Exercise brief
Copy out every line containing the word "hebt".

Data to use
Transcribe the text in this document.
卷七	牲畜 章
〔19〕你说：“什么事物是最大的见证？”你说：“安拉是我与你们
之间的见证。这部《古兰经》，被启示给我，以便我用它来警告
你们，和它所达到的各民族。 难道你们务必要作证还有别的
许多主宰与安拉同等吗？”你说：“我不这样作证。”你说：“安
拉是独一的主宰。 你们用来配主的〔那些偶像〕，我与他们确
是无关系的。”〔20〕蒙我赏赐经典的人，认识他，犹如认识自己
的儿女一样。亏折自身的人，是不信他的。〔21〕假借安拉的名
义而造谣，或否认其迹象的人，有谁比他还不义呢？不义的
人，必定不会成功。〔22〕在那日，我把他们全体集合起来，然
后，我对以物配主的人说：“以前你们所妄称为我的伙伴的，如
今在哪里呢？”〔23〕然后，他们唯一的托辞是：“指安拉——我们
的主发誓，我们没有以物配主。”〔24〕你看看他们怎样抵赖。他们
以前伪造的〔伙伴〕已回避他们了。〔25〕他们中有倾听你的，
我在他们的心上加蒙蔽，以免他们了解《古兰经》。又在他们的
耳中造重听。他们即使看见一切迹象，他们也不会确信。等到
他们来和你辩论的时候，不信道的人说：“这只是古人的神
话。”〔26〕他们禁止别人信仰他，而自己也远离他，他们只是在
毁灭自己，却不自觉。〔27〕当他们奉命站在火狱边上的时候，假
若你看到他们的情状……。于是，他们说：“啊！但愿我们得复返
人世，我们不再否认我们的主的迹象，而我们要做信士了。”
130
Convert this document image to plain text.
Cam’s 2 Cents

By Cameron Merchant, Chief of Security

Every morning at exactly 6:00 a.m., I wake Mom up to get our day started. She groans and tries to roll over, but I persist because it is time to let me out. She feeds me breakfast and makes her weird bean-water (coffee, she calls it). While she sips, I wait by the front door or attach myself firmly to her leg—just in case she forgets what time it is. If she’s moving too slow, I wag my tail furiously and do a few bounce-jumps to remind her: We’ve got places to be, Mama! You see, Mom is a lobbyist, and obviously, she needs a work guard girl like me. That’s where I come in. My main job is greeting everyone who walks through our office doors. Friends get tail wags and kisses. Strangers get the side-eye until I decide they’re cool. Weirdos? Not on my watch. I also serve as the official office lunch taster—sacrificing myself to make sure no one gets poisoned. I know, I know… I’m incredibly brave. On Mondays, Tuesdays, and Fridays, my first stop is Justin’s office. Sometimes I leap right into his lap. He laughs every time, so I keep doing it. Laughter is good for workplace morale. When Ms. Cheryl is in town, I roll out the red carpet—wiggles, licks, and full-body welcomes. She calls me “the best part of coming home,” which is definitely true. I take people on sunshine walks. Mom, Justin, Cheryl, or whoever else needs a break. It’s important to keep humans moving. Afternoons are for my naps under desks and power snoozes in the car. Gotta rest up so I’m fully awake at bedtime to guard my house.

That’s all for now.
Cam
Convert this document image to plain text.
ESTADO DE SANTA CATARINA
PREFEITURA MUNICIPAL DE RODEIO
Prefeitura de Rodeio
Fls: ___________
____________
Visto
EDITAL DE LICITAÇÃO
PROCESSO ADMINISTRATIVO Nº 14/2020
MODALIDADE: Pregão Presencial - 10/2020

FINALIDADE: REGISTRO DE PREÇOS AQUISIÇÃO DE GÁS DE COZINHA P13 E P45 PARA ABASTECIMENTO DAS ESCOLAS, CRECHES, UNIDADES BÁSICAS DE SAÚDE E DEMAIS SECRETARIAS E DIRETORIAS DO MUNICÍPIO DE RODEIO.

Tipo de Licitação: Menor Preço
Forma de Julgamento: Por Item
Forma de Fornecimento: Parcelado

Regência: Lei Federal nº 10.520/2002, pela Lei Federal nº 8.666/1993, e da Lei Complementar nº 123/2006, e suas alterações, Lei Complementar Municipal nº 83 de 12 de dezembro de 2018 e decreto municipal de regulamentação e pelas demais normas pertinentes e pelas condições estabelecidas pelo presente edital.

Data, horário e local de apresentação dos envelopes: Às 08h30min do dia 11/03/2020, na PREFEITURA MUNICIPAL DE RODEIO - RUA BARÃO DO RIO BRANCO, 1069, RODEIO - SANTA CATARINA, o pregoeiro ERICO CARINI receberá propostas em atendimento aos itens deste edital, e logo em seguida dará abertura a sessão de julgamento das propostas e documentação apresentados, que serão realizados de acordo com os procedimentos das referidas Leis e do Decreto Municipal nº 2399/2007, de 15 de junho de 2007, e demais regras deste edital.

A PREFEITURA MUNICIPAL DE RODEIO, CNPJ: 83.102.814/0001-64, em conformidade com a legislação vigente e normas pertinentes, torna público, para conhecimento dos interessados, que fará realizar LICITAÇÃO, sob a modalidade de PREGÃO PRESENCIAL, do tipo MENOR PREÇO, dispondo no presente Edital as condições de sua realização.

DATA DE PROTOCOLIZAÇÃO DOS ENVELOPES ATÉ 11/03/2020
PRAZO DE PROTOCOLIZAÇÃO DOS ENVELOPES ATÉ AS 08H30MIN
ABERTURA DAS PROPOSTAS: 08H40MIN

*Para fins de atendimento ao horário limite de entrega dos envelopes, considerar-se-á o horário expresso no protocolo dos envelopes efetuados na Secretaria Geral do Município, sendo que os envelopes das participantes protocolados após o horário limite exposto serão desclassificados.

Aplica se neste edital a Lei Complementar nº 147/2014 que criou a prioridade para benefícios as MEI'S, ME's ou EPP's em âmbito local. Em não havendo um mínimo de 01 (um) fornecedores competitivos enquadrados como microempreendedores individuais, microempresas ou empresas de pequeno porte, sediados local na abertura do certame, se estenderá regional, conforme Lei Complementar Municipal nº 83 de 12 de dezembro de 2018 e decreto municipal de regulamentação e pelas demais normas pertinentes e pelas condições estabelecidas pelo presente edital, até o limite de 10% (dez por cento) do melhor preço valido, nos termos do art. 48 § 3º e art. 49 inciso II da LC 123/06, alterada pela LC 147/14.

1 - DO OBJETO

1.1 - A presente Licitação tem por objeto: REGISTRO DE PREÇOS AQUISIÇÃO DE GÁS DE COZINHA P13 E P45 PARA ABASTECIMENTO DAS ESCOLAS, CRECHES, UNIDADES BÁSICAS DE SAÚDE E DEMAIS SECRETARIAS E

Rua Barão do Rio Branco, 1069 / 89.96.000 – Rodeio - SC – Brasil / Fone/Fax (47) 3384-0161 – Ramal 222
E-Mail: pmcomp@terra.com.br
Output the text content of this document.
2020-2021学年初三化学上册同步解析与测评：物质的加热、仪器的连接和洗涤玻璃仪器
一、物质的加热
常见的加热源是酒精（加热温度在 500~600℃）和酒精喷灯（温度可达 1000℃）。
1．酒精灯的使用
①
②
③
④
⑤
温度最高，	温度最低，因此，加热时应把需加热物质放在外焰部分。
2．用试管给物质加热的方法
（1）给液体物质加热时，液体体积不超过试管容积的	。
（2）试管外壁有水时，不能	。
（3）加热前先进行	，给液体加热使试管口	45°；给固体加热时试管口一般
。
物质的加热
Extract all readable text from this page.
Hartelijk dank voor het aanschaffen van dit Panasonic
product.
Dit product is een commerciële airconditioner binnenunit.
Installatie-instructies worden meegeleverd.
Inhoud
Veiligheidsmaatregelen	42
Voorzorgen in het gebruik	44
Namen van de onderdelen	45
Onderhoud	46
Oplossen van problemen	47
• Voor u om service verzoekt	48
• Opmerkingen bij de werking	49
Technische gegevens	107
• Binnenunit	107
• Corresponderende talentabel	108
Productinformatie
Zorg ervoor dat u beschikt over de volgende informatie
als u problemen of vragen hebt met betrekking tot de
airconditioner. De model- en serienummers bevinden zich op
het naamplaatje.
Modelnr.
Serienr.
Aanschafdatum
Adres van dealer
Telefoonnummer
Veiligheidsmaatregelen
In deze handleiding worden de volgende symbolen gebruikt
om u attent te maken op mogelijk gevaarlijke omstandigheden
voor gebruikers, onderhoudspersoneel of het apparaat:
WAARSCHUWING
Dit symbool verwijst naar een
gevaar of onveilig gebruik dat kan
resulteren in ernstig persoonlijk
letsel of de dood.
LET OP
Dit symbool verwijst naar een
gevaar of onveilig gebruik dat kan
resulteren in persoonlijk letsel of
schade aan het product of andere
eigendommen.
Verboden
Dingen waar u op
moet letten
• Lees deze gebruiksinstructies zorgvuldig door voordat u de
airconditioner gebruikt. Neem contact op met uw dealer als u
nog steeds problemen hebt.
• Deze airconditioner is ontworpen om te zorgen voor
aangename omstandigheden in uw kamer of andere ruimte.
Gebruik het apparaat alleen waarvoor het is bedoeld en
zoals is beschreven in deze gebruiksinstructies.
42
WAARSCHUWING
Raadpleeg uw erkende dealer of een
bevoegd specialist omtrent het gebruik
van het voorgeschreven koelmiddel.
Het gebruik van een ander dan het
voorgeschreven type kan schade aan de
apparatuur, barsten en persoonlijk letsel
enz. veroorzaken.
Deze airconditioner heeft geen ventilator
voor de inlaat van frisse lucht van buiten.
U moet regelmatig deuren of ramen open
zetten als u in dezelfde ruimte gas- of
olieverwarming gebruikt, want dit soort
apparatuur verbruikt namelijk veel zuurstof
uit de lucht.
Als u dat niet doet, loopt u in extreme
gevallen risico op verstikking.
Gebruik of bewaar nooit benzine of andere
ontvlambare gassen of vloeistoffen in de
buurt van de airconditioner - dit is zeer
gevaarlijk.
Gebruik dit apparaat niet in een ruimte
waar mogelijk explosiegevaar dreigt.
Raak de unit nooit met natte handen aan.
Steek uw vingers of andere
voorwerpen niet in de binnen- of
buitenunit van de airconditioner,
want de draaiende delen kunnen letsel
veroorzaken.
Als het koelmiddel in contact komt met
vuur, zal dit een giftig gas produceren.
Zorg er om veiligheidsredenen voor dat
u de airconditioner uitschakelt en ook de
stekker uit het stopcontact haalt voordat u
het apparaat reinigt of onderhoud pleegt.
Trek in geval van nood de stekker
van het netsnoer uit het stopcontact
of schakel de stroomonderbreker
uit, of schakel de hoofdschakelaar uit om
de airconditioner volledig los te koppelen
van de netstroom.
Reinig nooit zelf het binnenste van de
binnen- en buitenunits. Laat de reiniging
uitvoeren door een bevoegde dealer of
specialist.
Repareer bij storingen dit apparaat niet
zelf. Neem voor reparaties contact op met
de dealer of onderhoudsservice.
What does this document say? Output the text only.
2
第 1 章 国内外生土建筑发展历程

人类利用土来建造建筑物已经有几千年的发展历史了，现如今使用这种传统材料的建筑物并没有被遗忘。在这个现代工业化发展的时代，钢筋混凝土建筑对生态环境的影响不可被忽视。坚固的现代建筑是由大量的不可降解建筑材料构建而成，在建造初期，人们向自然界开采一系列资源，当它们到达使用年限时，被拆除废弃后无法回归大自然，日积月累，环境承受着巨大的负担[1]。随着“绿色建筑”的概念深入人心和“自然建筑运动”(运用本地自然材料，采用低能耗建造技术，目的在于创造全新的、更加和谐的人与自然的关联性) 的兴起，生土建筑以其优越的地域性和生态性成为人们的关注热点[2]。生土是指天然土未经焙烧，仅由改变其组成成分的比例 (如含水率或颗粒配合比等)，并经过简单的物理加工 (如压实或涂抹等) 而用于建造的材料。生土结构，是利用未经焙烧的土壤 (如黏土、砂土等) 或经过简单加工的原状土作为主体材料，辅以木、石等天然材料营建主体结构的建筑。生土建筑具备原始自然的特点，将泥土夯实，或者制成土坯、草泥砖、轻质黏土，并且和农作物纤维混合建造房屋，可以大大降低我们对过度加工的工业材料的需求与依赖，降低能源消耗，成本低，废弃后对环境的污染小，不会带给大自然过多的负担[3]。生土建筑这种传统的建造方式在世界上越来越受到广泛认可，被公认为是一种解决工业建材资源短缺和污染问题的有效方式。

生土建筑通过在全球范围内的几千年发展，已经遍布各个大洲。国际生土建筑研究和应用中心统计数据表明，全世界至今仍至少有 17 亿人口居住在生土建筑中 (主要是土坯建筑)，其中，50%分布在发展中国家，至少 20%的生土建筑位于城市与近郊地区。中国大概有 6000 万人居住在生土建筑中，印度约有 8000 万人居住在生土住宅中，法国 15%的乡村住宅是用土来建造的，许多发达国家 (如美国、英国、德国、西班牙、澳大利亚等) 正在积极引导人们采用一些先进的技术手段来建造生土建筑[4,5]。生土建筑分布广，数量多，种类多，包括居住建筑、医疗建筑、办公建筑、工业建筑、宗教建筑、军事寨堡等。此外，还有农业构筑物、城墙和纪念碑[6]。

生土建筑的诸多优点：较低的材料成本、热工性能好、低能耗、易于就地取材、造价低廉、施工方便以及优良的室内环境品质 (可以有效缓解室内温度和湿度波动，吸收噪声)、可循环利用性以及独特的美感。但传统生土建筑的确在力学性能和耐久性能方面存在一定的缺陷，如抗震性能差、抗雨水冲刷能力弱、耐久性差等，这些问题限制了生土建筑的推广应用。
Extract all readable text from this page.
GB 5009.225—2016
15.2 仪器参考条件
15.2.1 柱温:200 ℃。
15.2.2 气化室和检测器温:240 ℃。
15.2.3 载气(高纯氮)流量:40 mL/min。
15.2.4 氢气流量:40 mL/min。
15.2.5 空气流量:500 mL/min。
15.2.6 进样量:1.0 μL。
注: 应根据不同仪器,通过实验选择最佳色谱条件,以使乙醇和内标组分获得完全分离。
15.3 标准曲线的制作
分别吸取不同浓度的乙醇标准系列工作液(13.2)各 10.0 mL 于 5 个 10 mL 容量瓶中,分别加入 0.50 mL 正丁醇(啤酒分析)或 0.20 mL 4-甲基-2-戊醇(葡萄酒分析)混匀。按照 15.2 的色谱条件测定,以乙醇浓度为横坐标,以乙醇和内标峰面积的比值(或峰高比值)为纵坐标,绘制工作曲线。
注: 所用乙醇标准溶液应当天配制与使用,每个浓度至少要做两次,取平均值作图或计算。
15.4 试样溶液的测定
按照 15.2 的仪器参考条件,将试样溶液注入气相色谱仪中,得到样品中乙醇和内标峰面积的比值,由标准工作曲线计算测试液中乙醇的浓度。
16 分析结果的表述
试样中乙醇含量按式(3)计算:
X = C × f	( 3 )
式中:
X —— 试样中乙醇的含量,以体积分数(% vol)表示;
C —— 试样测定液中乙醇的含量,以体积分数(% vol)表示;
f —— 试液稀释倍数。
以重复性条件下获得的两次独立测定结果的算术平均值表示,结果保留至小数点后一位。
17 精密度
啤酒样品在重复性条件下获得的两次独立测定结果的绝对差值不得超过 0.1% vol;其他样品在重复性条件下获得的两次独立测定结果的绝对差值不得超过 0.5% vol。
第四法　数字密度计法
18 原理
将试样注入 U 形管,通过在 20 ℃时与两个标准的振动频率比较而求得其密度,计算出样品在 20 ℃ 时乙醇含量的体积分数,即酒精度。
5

The result
als u problemen of vragen hebt met betrekking tot de
nog steeds problemen hebt.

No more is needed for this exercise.